== 任务要求 1 ==
在关于 fbstring 写时复制的这段文本中,为何此时还不会设置 size?
== 任务要求 2 ==
请改写关于 fbstring 写时复制的这段文本,从“FBSTRING_ASSERT(effectiveCapacity >= ml_.capacity());”开始,一直到“size_ remains unchanged.”为止,将其中的“effectiveCapacity”替换为“newCapacity”。

== 文本段落 ==
FBSTRING_ASSERT(effectiveCapacity >= ml_.capacity());
// Also copies terminator.
fbstring_detail::podCopy(ml_.data_, ml_.data_ + ml_.size_ + 1, newRC->data_);
RefCounted::decrementRefs(ml_.data_);
ml_.data_ = newRC->data_;
ml_.setCapacity(effectiveCapacity, Category::isLarge);
// size_ remains unchanged.
}

基本思路:

  • 创建新的 RefCounted。

  • 拷贝字符串。

  • 对原有的共享字符串减少一个引用 decrementRefs,这个函数在上面的析构小节里分析过。

  • 设置 ml_的 data、capacity、category.

  • 注意此时还不会设置 size,因为还不知道应用程序对字符串进行什么修改。

non-const 与 const

大家可能注意到了,上面的 at 和[]强调了 non-const,这是因为 const-qualifer 针对这两个调用不会触发 COW ,还以[]为例:

// C++11 21.4.5 element access:
const_reference operator[](size_type pos "") const {
return *(begin() + pos);
}

const_iterator begin() const {
return store_.data();
}

// In C++11 data() and c_str() are 100% equivalent.

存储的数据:
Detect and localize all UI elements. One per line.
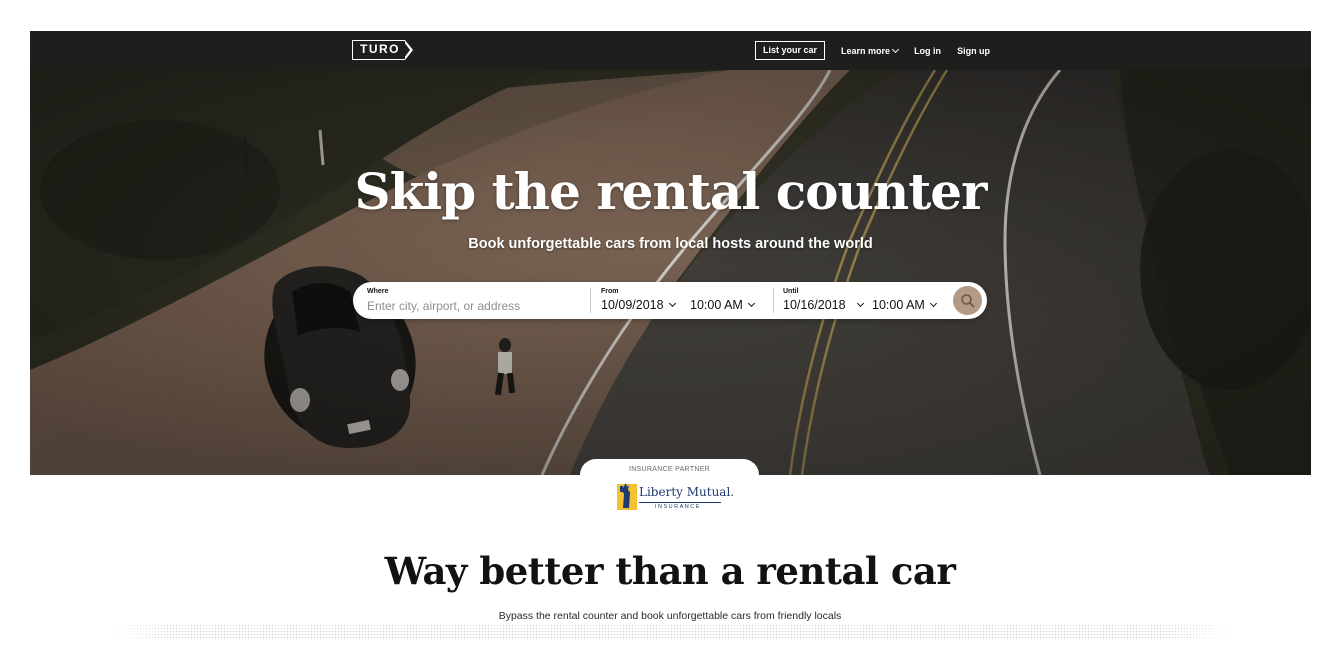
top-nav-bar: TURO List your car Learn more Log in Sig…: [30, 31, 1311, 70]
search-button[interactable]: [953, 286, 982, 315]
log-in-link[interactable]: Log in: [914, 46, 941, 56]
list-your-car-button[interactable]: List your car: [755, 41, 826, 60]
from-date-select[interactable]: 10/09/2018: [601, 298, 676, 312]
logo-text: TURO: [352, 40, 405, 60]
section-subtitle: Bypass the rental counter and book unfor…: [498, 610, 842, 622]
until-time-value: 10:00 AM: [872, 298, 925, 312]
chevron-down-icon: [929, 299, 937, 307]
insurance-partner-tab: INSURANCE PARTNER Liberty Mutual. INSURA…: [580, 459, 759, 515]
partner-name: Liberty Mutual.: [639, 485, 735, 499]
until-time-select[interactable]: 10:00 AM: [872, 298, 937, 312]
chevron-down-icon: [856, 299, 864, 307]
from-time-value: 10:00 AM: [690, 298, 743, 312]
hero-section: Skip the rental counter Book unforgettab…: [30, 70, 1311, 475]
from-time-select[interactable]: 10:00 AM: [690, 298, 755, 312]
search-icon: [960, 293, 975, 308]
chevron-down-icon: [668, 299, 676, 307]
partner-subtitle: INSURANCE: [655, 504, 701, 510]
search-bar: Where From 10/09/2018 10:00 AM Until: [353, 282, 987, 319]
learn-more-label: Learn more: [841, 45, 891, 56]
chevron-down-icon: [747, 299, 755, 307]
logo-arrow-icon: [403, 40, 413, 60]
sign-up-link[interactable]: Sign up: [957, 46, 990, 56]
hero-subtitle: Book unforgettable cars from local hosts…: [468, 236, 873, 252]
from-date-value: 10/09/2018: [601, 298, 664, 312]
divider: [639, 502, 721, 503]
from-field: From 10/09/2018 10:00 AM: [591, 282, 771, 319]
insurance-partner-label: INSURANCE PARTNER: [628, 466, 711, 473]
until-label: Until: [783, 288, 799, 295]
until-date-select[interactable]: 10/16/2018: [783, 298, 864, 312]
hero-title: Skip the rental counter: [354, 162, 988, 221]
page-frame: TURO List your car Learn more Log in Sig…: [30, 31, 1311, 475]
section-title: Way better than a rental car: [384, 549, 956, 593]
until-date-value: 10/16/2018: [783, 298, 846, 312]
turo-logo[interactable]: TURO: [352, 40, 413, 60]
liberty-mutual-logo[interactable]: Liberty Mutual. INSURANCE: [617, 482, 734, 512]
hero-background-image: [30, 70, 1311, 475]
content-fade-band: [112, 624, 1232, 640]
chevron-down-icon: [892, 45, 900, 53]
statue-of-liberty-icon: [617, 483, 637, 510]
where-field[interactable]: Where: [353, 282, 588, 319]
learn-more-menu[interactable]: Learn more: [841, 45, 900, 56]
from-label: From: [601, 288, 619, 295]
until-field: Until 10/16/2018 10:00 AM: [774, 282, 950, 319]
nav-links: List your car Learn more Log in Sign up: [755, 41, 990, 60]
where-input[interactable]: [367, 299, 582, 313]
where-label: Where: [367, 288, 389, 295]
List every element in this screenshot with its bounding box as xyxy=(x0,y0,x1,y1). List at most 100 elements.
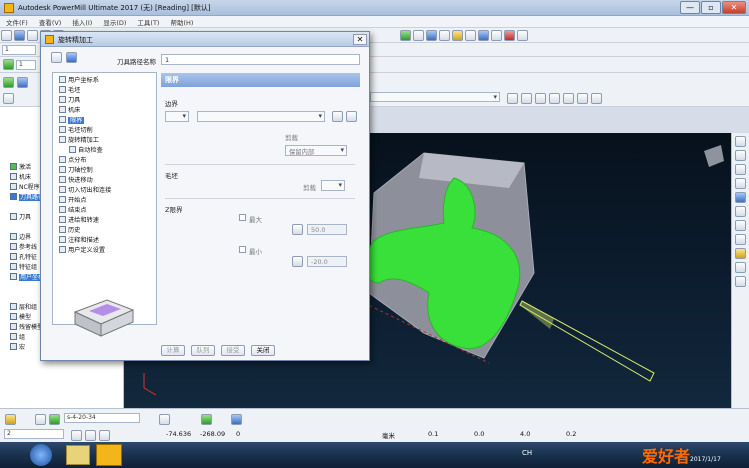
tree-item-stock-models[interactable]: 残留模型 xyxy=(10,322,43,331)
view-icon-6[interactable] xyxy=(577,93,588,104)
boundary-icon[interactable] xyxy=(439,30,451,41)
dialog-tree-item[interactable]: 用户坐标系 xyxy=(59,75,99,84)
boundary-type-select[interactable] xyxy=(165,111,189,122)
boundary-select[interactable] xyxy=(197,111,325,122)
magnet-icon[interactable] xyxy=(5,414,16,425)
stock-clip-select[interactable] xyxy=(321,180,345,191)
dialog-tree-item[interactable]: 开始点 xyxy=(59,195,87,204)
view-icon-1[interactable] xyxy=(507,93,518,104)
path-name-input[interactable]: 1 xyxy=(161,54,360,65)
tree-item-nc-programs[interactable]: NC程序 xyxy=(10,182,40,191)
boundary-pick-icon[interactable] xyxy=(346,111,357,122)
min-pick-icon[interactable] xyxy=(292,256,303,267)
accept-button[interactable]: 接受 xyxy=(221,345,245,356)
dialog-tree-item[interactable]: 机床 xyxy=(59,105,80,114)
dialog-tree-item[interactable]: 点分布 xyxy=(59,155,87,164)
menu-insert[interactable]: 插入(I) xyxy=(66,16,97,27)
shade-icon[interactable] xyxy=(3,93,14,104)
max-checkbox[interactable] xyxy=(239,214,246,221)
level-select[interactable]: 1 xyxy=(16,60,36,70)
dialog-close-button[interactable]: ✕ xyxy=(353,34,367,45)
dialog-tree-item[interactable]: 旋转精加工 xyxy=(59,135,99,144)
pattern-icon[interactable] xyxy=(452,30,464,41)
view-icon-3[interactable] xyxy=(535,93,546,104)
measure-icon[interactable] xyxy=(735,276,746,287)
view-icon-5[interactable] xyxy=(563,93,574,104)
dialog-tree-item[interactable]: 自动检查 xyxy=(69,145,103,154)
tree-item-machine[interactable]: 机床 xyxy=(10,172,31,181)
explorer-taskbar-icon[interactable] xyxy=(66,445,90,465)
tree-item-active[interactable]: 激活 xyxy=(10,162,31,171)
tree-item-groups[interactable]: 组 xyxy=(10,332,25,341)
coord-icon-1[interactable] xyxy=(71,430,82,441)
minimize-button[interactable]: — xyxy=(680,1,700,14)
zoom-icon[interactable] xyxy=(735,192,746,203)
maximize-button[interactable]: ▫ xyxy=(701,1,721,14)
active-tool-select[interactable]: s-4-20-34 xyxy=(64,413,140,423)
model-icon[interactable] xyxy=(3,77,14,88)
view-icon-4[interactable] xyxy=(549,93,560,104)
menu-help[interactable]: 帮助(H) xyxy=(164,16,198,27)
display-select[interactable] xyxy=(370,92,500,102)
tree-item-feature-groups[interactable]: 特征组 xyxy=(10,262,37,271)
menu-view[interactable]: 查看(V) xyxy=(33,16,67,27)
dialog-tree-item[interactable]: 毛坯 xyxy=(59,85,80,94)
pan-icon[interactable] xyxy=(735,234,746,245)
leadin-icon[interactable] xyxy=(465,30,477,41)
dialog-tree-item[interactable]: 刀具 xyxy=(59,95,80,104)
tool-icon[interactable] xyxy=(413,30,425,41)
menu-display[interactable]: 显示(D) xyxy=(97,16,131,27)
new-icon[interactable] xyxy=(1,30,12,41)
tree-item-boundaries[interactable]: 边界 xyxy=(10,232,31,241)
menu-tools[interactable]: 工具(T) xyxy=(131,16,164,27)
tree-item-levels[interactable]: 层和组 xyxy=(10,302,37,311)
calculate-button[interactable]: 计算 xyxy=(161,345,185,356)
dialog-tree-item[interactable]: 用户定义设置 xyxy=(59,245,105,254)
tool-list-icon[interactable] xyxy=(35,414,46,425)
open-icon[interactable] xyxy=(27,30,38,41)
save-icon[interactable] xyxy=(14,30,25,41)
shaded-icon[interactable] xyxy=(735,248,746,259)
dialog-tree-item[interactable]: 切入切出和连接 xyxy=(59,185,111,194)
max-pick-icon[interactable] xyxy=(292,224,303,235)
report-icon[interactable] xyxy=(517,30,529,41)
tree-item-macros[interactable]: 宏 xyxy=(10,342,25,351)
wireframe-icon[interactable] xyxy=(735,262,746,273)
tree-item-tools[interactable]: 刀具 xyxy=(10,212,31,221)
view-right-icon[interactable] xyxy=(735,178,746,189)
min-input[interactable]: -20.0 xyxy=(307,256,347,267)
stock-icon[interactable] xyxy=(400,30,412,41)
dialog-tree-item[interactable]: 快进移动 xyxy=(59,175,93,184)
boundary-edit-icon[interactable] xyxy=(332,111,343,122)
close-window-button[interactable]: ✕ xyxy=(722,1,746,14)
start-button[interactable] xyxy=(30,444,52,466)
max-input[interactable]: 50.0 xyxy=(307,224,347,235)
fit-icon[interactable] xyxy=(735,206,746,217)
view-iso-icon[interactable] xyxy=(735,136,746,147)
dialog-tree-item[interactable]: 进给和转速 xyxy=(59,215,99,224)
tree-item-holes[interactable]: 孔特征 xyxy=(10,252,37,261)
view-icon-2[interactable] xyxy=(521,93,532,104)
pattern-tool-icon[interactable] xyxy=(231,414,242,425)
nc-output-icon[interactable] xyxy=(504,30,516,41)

== 结果 1 ==
因为还不知道应用程序对字符串进行什么修改。

== 结果 2 ==
FBSTRING_ASSERT(newCapacity >= ml_.capacity());
// Also copies terminator.
fbstring_detail::podCopy(ml_.data_, ml_.data_ + ml_.size_ + 1, newRC->data_);
RefCounted::decrementRefs(ml_.data_);
ml_.data_ = newRC->data_;
ml_.setCapacity(newCapacity, Category::isLarge);
// size_ remains unchanged.